■ Task brief
Comb the records below for the string "Give" and copy each line where it turns up.

○ ○ ○ ○ ○

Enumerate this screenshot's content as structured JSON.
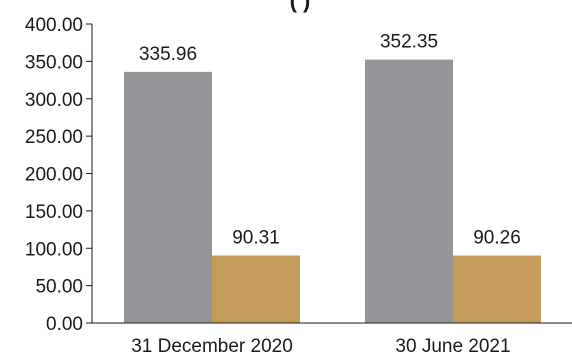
{
  "chart_data": {
    "type": "bar",
    "title_fragment": "(                    )",
    "categories": [
      "31 December 2020",
      "30 June 2021"
    ],
    "series": [
      {
        "values": [
          335.96,
          352.35
        ],
        "labels": [
          "335.96",
          "352.35"
        ],
        "color": "#939598"
      },
      {
        "values": [
          90.31,
          90.26
        ],
        "labels": [
          "90.31",
          "90.26"
        ],
        "color": "#c69c5d"
      }
    ],
    "ylim": [
      0,
      400
    ],
    "yticks": [
      "0.00",
      "50.00",
      "100.00",
      "150.00",
      "200.00",
      "250.00",
      "300.00",
      "350.00",
      "400.00"
    ],
    "grid": false,
    "xlabel": "",
    "ylabel": ""
  }
}
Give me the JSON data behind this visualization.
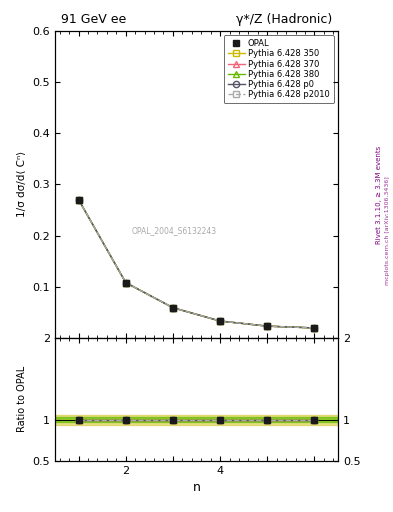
{
  "title_left": "91 GeV ee",
  "title_right": "γ*/Z (Hadronic)",
  "ylabel_main": "1/σ dσ/d⟨ Cⁿ⟩",
  "ylabel_ratio": "Ratio to OPAL",
  "xlabel": "n",
  "rivet_label": "Rivet 3.1.10, ≥ 3.3M events",
  "watermark": "mcplots.cern.ch [arXiv:1306.3436]",
  "ref_label": "OPAL_2004_S6132243",
  "n_values": [
    1,
    2,
    3,
    4,
    5,
    6
  ],
  "opal_y": [
    0.27,
    0.108,
    0.059,
    0.033,
    0.023,
    0.0195
  ],
  "opal_yerr": [
    0.004,
    0.002,
    0.001,
    0.0008,
    0.0006,
    0.0005
  ],
  "py350_y": [
    0.27,
    0.108,
    0.059,
    0.033,
    0.023,
    0.0195
  ],
  "py370_y": [
    0.27,
    0.108,
    0.059,
    0.033,
    0.023,
    0.0195
  ],
  "py380_y": [
    0.27,
    0.108,
    0.059,
    0.033,
    0.023,
    0.0195
  ],
  "pyp0_y": [
    0.27,
    0.108,
    0.059,
    0.033,
    0.023,
    0.0195
  ],
  "pyp2010_y": [
    0.27,
    0.108,
    0.059,
    0.033,
    0.023,
    0.0195
  ],
  "ratio_py350": [
    1.0,
    1.0,
    1.0,
    1.0,
    1.0,
    1.0
  ],
  "ratio_py370": [
    1.0,
    1.0,
    1.0,
    1.0,
    1.0,
    1.0
  ],
  "ratio_py380": [
    1.0,
    1.0,
    1.0,
    1.0,
    1.0,
    1.0
  ],
  "ratio_pyp0": [
    1.0,
    1.0,
    1.0,
    1.0,
    1.0,
    1.0
  ],
  "ratio_pyp2010": [
    1.0,
    1.0,
    1.0,
    1.0,
    1.0,
    1.0
  ],
  "color_opal": "#1a1a1a",
  "color_py350": "#ccbb00",
  "color_py370": "#ee6677",
  "color_py380": "#66bb00",
  "color_pyp0": "#555566",
  "color_pyp2010": "#aaaaaa",
  "ylim_main": [
    0.0,
    0.6
  ],
  "ylim_ratio": [
    0.5,
    2.0
  ],
  "yticks_main": [
    0.1,
    0.2,
    0.3,
    0.4,
    0.5,
    0.6
  ],
  "yticks_ratio": [
    0.5,
    1.0,
    2.0
  ],
  "xlim": [
    0.5,
    6.5
  ],
  "xticks": [
    1,
    2,
    3,
    4,
    5,
    6
  ],
  "band_outer_lo": 0.94,
  "band_outer_hi": 1.06,
  "band_inner_lo": 0.97,
  "band_inner_hi": 1.03
}
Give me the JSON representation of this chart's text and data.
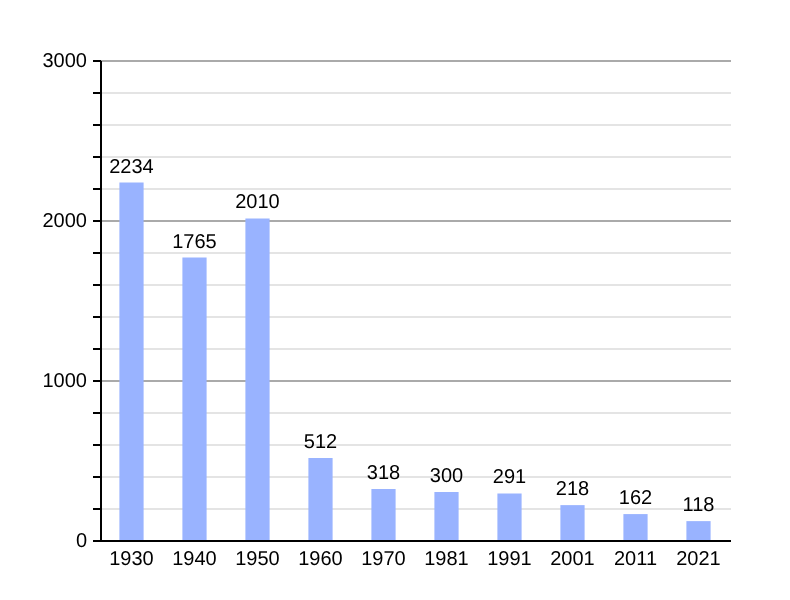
{
  "chart_data": {
    "type": "bar",
    "categories": [
      "1930",
      "1940",
      "1950",
      "1960",
      "1970",
      "1981",
      "1991",
      "2001",
      "2011",
      "2021"
    ],
    "values": [
      2234,
      1765,
      2010,
      512,
      318,
      300,
      291,
      218,
      162,
      118
    ],
    "color": "#99b3ff",
    "ylim": [
      0,
      3000
    ],
    "yticks": [
      0,
      {
        "value": 200,
        "label": null
      },
      {
        "value": 400,
        "label": null
      },
      {
        "value": 600,
        "label": null
      },
      {
        "value": 800,
        "label": null
      },
      1000,
      {
        "value": 1200,
        "label": null
      },
      {
        "value": 1400,
        "label": null
      },
      {
        "value": 1600,
        "label": null
      },
      {
        "value": 1800,
        "label": null
      },
      2000,
      {
        "value": 2200,
        "label": null
      },
      {
        "value": 2400,
        "label": null
      },
      {
        "value": 2600,
        "label": null
      },
      {
        "value": 2800,
        "label": null
      },
      3000
    ],
    "grid": true,
    "data_labels": true
  }
}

○ ○ ○ ○ ○

■ Answer to this task
Give me the JSON data behind this visualization.
Give me the JSON representation of this chart's text and data.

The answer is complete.